**Requirement**
Reproduce the listing below in full, replacing every occurrence of "Pessoas" with "People" and leaving all other text unchanged.

** begin Provided records **

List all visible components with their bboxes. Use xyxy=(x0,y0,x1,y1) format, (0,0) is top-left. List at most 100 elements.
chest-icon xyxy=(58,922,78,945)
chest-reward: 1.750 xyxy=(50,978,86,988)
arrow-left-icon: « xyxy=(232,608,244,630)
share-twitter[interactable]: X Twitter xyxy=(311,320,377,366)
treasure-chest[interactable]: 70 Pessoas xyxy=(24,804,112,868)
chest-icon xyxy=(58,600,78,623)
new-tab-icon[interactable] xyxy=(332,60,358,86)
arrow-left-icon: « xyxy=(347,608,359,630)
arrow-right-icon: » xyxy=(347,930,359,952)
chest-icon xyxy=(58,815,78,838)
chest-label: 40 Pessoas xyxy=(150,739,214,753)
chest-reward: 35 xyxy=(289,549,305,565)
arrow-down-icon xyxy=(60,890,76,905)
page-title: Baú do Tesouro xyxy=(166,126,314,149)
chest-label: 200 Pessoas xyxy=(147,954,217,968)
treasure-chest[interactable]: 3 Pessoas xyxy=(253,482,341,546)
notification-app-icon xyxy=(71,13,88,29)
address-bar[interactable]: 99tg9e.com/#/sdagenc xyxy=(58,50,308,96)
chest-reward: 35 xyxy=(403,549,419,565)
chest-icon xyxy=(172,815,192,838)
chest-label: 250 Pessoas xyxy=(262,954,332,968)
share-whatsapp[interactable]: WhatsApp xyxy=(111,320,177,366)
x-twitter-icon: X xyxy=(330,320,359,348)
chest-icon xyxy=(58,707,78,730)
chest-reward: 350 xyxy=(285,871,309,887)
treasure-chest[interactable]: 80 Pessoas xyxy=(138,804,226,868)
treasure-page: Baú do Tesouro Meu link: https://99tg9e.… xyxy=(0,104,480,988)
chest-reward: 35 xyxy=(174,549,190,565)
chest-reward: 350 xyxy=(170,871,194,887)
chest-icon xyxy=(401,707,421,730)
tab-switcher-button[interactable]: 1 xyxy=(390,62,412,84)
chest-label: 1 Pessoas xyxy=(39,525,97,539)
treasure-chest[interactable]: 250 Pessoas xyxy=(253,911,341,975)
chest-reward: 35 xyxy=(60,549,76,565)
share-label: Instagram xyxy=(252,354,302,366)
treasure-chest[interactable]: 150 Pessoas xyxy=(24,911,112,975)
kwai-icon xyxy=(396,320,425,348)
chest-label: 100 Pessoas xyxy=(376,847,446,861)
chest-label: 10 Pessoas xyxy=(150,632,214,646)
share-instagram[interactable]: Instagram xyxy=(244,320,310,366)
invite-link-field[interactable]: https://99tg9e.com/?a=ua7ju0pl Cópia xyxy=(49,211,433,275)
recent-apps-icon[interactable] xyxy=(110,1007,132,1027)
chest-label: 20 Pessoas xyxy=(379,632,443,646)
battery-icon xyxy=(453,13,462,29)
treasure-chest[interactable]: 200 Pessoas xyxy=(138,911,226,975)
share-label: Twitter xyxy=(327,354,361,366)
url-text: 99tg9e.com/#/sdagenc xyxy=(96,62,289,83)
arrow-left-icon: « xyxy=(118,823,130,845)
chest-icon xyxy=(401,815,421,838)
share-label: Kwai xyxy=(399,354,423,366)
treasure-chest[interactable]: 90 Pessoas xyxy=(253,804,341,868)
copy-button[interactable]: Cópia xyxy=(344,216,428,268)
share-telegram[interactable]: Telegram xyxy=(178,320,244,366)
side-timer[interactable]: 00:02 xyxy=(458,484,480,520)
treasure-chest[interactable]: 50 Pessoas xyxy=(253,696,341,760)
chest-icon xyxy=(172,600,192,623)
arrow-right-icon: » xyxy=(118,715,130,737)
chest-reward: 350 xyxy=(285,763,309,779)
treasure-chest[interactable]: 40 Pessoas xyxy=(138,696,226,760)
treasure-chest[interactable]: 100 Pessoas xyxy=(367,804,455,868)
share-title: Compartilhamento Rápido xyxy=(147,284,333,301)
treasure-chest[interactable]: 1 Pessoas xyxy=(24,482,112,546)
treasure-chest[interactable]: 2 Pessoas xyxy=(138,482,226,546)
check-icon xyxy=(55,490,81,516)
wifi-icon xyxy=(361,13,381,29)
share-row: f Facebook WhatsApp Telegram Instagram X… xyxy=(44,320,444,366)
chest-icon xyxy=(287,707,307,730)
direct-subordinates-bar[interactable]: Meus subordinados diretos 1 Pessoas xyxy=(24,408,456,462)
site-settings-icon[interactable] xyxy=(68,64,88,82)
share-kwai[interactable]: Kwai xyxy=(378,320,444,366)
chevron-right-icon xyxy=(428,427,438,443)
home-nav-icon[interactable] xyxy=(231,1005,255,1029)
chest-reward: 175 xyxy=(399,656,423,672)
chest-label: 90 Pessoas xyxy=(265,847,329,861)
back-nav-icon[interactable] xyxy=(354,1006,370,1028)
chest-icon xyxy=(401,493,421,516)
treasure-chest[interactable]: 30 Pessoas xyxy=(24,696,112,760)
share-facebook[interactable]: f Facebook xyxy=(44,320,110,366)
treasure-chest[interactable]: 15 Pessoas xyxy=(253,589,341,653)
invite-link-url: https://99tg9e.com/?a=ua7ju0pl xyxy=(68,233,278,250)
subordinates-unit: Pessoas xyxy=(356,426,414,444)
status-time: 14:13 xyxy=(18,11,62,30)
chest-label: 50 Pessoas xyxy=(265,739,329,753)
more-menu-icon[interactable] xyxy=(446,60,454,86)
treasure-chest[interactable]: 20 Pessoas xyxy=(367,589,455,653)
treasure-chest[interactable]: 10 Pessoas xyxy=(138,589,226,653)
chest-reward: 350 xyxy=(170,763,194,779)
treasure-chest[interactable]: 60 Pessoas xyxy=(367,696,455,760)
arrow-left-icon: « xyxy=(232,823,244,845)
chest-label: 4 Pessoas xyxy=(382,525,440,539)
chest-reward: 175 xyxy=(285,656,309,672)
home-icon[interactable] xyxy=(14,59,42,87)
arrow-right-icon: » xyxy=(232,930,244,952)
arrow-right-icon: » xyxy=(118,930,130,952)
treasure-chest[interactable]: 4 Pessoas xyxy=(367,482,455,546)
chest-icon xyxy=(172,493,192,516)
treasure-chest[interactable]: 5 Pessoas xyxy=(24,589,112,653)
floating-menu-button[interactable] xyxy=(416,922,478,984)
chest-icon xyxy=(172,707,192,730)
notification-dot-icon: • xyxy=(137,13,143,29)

** end Provided records **

**Result of the exercise**
List all visible components with their bboxes. Use xyxy=(x0,y0,x1,y1) format, (0,0) is top-left. List at most 100 elements.
chest-icon xyxy=(58,922,78,945)
chest-reward: 1.750 xyxy=(50,978,86,988)
arrow-left-icon: « xyxy=(232,608,244,630)
share-twitter[interactable]: X Twitter xyxy=(311,320,377,366)
treasure-chest[interactable]: 70 People xyxy=(24,804,112,868)
chest-icon xyxy=(58,600,78,623)
new-tab-icon[interactable] xyxy=(332,60,358,86)
arrow-left-icon: « xyxy=(347,608,359,630)
arrow-right-icon: » xyxy=(347,930,359,952)
chest-icon xyxy=(58,815,78,838)
chest-label: 40 People xyxy=(150,739,214,753)
chest-reward: 35 xyxy=(289,549,305,565)
arrow-down-icon xyxy=(60,890,76,905)
page-title: Baú do Tesouro xyxy=(166,126,314,149)
chest-label: 200 People xyxy=(147,954,217,968)
treasure-chest[interactable]: 3 People xyxy=(253,482,341,546)
notification-app-icon xyxy=(71,13,88,29)
address-bar[interactable]: 99tg9e.com/#/sdagenc xyxy=(58,50,308,96)
chest-reward: 35 xyxy=(403,549,419,565)
chest-icon xyxy=(172,815,192,838)
chest-label: 250 People xyxy=(262,954,332,968)
share-whatsapp[interactable]: WhatsApp xyxy=(111,320,177,366)
x-twitter-icon: X xyxy=(330,320,359,348)
chest-icon xyxy=(58,707,78,730)
chest-reward: 350 xyxy=(285,871,309,887)
treasure-chest[interactable]: 80 People xyxy=(138,804,226,868)
treasure-page: Baú do Tesouro Meu link: https://99tg9e.… xyxy=(0,104,480,988)
chest-reward: 35 xyxy=(174,549,190,565)
chest-reward: 350 xyxy=(170,871,194,887)
chest-icon xyxy=(401,707,421,730)
tab-switcher-button[interactable]: 1 xyxy=(390,62,412,84)
chest-label: 1 People xyxy=(39,525,97,539)
treasure-chest[interactable]: 250 People xyxy=(253,911,341,975)
chest-reward: 35 xyxy=(60,549,76,565)
share-label: Instagram xyxy=(252,354,302,366)
treasure-chest[interactable]: 150 People xyxy=(24,911,112,975)
kwai-icon xyxy=(396,320,425,348)
chest-label: 100 People xyxy=(376,847,446,861)
chest-label: 10 People xyxy=(150,632,214,646)
share-instagram[interactable]: Instagram xyxy=(244,320,310,366)
invite-link-field[interactable]: https://99tg9e.com/?a=ua7ju0pl Cópia xyxy=(49,211,433,275)
recent-apps-icon[interactable] xyxy=(110,1007,132,1027)
chest-label: 20 People xyxy=(379,632,443,646)
battery-icon xyxy=(453,13,462,29)
treasure-chest[interactable]: 200 People xyxy=(138,911,226,975)
share-label: Twitter xyxy=(327,354,361,366)
url-text: 99tg9e.com/#/sdagenc xyxy=(96,62,289,83)
arrow-left-icon: « xyxy=(118,823,130,845)
chest-icon xyxy=(401,815,421,838)
share-label: Kwai xyxy=(399,354,423,366)
treasure-chest[interactable]: 90 People xyxy=(253,804,341,868)
copy-button[interactable]: Cópia xyxy=(344,216,428,268)
share-telegram[interactable]: Telegram xyxy=(178,320,244,366)
side-timer[interactable]: 00:02 xyxy=(458,484,480,520)
treasure-chest[interactable]: 50 People xyxy=(253,696,341,760)
chest-icon xyxy=(172,600,192,623)
arrow-right-icon: » xyxy=(118,715,130,737)
chest-reward: 350 xyxy=(285,763,309,779)
treasure-chest[interactable]: 40 People xyxy=(138,696,226,760)
treasure-chest[interactable]: 100 People xyxy=(367,804,455,868)
share-title: Compartilhamento Rápido xyxy=(147,284,333,301)
treasure-chest[interactable]: 1 People xyxy=(24,482,112,546)
treasure-chest[interactable]: 2 People xyxy=(138,482,226,546)
check-icon xyxy=(55,490,81,516)
wifi-icon xyxy=(361,13,381,29)
share-row: f Facebook WhatsApp Telegram Instagram X… xyxy=(44,320,444,366)
chest-icon xyxy=(287,707,307,730)
direct-subordinates-bar[interactable]: Meus subordinados diretos 1 People xyxy=(24,408,456,462)
site-settings-icon[interactable] xyxy=(68,64,88,82)
share-kwai[interactable]: Kwai xyxy=(378,320,444,366)
chevron-right-icon xyxy=(428,427,438,443)
home-nav-icon[interactable] xyxy=(231,1005,255,1029)
chest-reward: 175 xyxy=(399,656,423,672)
chest-label: 90 People xyxy=(265,847,329,861)
back-nav-icon[interactable] xyxy=(354,1006,370,1028)
chest-icon xyxy=(401,493,421,516)
treasure-chest[interactable]: 30 People xyxy=(24,696,112,760)
share-facebook[interactable]: f Facebook xyxy=(44,320,110,366)
treasure-chest[interactable]: 15 People xyxy=(253,589,341,653)
invite-link-url: https://99tg9e.com/?a=ua7ju0pl xyxy=(68,233,278,250)
subordinates-unit: People xyxy=(356,426,414,444)
status-time: 14:13 xyxy=(18,11,62,30)
chest-label: 50 People xyxy=(265,739,329,753)
more-menu-icon[interactable] xyxy=(446,60,454,86)
treasure-chest[interactable]: 20 People xyxy=(367,589,455,653)
treasure-chest[interactable]: 10 People xyxy=(138,589,226,653)
chest-reward: 350 xyxy=(170,763,194,779)
treasure-chest[interactable]: 60 People xyxy=(367,696,455,760)
arrow-left-icon: « xyxy=(232,823,244,845)
chest-label: 4 People xyxy=(382,525,440,539)
chest-reward: 175 xyxy=(285,656,309,672)
home-icon[interactable] xyxy=(14,59,42,87)
arrow-right-icon: » xyxy=(232,930,244,952)
arrow-right-icon: » xyxy=(118,930,130,952)
treasure-chest[interactable]: 4 People xyxy=(367,482,455,546)
chest-icon xyxy=(172,493,192,516)
treasure-chest[interactable]: 5 People xyxy=(24,589,112,653)
floating-menu-button[interactable] xyxy=(416,922,478,984)
chest-icon xyxy=(172,707,192,730)
notification-dot-icon: • xyxy=(137,13,143,29)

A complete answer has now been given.